__WHAT TO DO__: Copy every one of the entries below line for line, keeping each character as it appears.

Element boundary entries
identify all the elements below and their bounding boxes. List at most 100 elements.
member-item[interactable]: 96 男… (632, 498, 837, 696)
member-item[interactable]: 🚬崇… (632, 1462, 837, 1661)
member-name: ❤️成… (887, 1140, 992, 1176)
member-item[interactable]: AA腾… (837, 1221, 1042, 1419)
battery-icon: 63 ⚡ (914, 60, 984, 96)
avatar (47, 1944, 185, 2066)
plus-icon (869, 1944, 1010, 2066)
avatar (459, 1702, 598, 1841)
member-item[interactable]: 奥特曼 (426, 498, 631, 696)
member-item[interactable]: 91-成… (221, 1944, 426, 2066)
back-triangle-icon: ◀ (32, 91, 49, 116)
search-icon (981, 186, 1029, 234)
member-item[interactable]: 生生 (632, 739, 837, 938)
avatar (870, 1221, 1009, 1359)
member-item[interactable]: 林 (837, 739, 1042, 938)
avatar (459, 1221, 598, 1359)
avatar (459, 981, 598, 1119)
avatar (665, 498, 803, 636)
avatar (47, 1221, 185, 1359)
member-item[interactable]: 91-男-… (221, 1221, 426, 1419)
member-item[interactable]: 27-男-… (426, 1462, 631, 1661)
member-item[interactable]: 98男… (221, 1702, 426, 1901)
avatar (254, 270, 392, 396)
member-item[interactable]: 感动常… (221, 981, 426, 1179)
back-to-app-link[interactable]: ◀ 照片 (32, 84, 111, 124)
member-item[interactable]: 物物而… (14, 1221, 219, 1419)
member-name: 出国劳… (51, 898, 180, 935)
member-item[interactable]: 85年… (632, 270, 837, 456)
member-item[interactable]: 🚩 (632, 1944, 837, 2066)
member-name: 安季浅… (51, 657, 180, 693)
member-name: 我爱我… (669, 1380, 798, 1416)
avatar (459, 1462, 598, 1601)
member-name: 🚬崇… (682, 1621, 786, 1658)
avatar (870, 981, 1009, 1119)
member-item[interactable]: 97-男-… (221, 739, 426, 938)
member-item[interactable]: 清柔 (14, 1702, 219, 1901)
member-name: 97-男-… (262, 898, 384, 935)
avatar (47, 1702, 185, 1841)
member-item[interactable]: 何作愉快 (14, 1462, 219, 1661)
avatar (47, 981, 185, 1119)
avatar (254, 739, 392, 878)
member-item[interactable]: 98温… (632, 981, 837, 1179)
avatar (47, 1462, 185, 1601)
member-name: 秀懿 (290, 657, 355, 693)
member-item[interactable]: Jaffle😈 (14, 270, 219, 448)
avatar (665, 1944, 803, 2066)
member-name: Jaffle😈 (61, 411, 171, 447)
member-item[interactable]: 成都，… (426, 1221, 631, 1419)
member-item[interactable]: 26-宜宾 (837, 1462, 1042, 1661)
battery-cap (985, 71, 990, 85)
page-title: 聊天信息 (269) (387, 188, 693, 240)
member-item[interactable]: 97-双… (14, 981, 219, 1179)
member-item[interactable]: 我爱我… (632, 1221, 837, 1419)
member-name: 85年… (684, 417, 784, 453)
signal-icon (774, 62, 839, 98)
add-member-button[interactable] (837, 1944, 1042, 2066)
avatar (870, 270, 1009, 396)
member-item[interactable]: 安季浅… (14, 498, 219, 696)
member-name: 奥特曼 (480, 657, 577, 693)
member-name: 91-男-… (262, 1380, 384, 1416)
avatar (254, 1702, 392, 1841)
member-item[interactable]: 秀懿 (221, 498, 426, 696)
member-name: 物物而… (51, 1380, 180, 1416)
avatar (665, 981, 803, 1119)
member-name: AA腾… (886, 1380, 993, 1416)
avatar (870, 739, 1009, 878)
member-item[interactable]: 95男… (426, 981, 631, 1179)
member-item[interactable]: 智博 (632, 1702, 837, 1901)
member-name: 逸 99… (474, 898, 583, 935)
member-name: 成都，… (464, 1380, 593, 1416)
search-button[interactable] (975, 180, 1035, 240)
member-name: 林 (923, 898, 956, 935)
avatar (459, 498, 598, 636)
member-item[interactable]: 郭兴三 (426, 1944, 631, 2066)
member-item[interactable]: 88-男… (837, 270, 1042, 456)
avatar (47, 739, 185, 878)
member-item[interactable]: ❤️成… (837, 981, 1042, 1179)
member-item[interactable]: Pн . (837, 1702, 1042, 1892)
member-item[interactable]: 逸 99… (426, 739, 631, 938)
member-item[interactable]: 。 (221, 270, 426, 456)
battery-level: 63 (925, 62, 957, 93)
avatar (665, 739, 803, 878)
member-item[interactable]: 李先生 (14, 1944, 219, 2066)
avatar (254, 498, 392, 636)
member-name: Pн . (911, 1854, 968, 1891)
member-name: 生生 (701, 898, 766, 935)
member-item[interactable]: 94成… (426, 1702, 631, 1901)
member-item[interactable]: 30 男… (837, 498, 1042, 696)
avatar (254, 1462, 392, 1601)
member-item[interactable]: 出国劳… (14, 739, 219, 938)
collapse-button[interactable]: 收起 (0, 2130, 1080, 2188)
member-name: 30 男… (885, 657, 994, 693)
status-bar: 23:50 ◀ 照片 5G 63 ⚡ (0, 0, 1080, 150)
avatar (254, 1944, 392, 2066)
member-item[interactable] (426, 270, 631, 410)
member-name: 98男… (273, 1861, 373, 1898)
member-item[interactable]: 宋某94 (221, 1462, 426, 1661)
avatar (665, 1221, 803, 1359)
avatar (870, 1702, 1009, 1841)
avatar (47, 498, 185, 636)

__ANSWER TO THIS TASK__:
identify all the elements below and their bounding boxes. List at most 100 elements.
member-item[interactable]: 96 男… (632, 498, 837, 696)
member-item[interactable]: 🚬崇… (632, 1462, 837, 1661)
member-name: ❤️成… (887, 1140, 992, 1176)
member-item[interactable]: AA腾… (837, 1221, 1042, 1419)
battery-icon: 63 ⚡ (914, 60, 984, 96)
avatar (47, 1944, 185, 2066)
plus-icon (869, 1944, 1010, 2066)
avatar (459, 1702, 598, 1841)
member-item[interactable]: 奥特曼 (426, 498, 631, 696)
member-item[interactable]: 91-成… (221, 1944, 426, 2066)
back-triangle-icon: ◀ (32, 91, 49, 116)
search-icon (981, 186, 1029, 234)
member-item[interactable]: 生生 (632, 739, 837, 938)
avatar (870, 1221, 1009, 1359)
member-item[interactable]: 林 (837, 739, 1042, 938)
avatar (459, 1221, 598, 1359)
avatar (459, 981, 598, 1119)
avatar (665, 498, 803, 636)
avatar (47, 1221, 185, 1359)
member-item[interactable]: 91-男-… (221, 1221, 426, 1419)
member-item[interactable]: 27-男-… (426, 1462, 631, 1661)
member-item[interactable]: 98男… (221, 1702, 426, 1901)
avatar (254, 270, 392, 396)
member-item[interactable]: 感动常… (221, 981, 426, 1179)
back-to-app-link[interactable]: ◀ 照片 (32, 84, 111, 124)
member-item[interactable]: 物物而… (14, 1221, 219, 1419)
member-name: 出国劳… (51, 898, 180, 935)
member-item[interactable]: 85年… (632, 270, 837, 456)
member-item[interactable]: 🚩 (632, 1944, 837, 2066)
member-name: 安季浅… (51, 657, 180, 693)
member-name: 我爱我… (669, 1380, 798, 1416)
avatar (459, 1462, 598, 1601)
member-name: 🚬崇… (682, 1621, 786, 1658)
avatar (870, 981, 1009, 1119)
member-item[interactable]: 97-男-… (221, 739, 426, 938)
member-item[interactable]: 清柔 (14, 1702, 219, 1901)
member-name: 97-男-… (262, 898, 384, 935)
avatar (47, 1702, 185, 1841)
member-item[interactable]: 何作愉快 (14, 1462, 219, 1661)
avatar (47, 981, 185, 1119)
avatar (254, 739, 392, 878)
member-item[interactable]: 98温… (632, 981, 837, 1179)
avatar (47, 1462, 185, 1601)
member-name: 秀懿 (290, 657, 355, 693)
member-item[interactable]: Jaffle😈 (14, 270, 219, 448)
avatar (665, 1944, 803, 2066)
member-name: Jaffle😈 (61, 411, 171, 447)
member-item[interactable]: 成都，… (426, 1221, 631, 1419)
member-item[interactable]: 26-宜宾 (837, 1462, 1042, 1661)
battery-cap (985, 71, 990, 85)
page-title: 聊天信息 (269) (387, 188, 693, 240)
member-item[interactable]: 97-双… (14, 981, 219, 1179)
member-item[interactable]: 我爱我… (632, 1221, 837, 1419)
member-name: 85年… (684, 417, 784, 453)
signal-icon (774, 62, 839, 98)
add-member-button[interactable] (837, 1944, 1042, 2066)
avatar (870, 270, 1009, 396)
member-item[interactable]: 安季浅… (14, 498, 219, 696)
member-name: 奥特曼 (480, 657, 577, 693)
member-name: 91-男-… (262, 1380, 384, 1416)
avatar (254, 1702, 392, 1841)
member-item[interactable]: 秀懿 (221, 498, 426, 696)
member-name: 物物而… (51, 1380, 180, 1416)
avatar (665, 981, 803, 1119)
member-name: AA腾… (886, 1380, 993, 1416)
avatar (870, 739, 1009, 878)
member-item[interactable]: 95男… (426, 981, 631, 1179)
member-item[interactable]: 智博 (632, 1702, 837, 1901)
member-name: 逸 99… (474, 898, 583, 935)
member-name: 成都，… (464, 1380, 593, 1416)
search-button[interactable] (975, 180, 1035, 240)
member-name: 林 (923, 898, 956, 935)
avatar (459, 498, 598, 636)
member-item[interactable]: 郭兴三 (426, 1944, 631, 2066)
member-item[interactable]: 88-男… (837, 270, 1042, 456)
avatar (47, 739, 185, 878)
member-item[interactable]: ❤️成… (837, 981, 1042, 1179)
member-item[interactable]: Pн . (837, 1702, 1042, 1892)
member-item[interactable]: 逸 99… (426, 739, 631, 938)
member-item[interactable]: 。 (221, 270, 426, 456)
battery-level: 63 (925, 62, 957, 93)
avatar (665, 739, 803, 878)
member-item[interactable]: 李先生 (14, 1944, 219, 2066)
avatar (254, 498, 392, 636)
member-name: Pн . (911, 1854, 968, 1891)
member-name: 生生 (701, 898, 766, 935)
member-item[interactable]: 94成… (426, 1702, 631, 1901)
member-item[interactable]: 30 男… (837, 498, 1042, 696)
avatar (254, 1462, 392, 1601)
member-item[interactable]: 出国劳… (14, 739, 219, 938)
collapse-button[interactable]: 收起 (0, 2130, 1080, 2188)
member-name: 30 男… (885, 657, 994, 693)
status-bar: 23:50 ◀ 照片 5G 63 ⚡ (0, 0, 1080, 150)
avatar (254, 1944, 392, 2066)
member-item[interactable] (426, 270, 631, 410)
member-name: 98男… (273, 1861, 373, 1898)
member-item[interactable]: 宋某94 (221, 1462, 426, 1661)
avatar (665, 1221, 803, 1359)
avatar (870, 1702, 1009, 1841)
avatar (47, 498, 185, 636)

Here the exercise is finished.